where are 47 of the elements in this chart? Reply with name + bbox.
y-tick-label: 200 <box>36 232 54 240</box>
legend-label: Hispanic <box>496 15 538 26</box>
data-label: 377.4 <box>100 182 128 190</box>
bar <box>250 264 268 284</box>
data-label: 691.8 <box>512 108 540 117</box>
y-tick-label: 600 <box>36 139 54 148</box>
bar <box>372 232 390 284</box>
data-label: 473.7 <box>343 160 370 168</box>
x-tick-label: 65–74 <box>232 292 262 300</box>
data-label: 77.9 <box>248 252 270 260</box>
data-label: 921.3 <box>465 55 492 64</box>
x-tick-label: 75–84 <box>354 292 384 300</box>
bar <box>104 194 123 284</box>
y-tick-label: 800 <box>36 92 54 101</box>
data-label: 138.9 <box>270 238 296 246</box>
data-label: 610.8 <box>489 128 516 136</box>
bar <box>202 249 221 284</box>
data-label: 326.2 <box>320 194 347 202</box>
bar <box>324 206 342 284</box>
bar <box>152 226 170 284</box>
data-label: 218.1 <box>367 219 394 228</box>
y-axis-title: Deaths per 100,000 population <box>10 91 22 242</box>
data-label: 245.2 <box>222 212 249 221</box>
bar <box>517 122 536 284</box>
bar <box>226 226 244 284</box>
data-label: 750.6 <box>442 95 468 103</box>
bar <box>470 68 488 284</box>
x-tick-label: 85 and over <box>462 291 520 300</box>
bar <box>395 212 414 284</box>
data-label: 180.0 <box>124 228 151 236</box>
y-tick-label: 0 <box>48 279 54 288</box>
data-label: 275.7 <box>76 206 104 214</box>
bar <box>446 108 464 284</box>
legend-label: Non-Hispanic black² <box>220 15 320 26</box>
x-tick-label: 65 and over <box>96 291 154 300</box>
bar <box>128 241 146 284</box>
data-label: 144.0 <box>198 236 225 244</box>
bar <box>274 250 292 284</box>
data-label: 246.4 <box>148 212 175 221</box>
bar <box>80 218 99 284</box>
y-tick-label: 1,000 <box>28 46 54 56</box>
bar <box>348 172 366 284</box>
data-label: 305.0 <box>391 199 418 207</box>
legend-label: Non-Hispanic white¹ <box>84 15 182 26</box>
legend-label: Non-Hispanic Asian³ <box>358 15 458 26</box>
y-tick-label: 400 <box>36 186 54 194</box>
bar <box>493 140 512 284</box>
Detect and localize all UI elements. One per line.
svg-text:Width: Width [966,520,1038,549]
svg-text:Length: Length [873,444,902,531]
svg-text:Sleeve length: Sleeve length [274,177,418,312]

···

* YOUR TASK *
Gather every line of the listing above that contains the string "elements". Case counts.

* ANSWER TO THIS PROBLEM *
where are 47 of the elements in this chart? Reply with name + bbox.
Detect and localize all UI elements. One per line.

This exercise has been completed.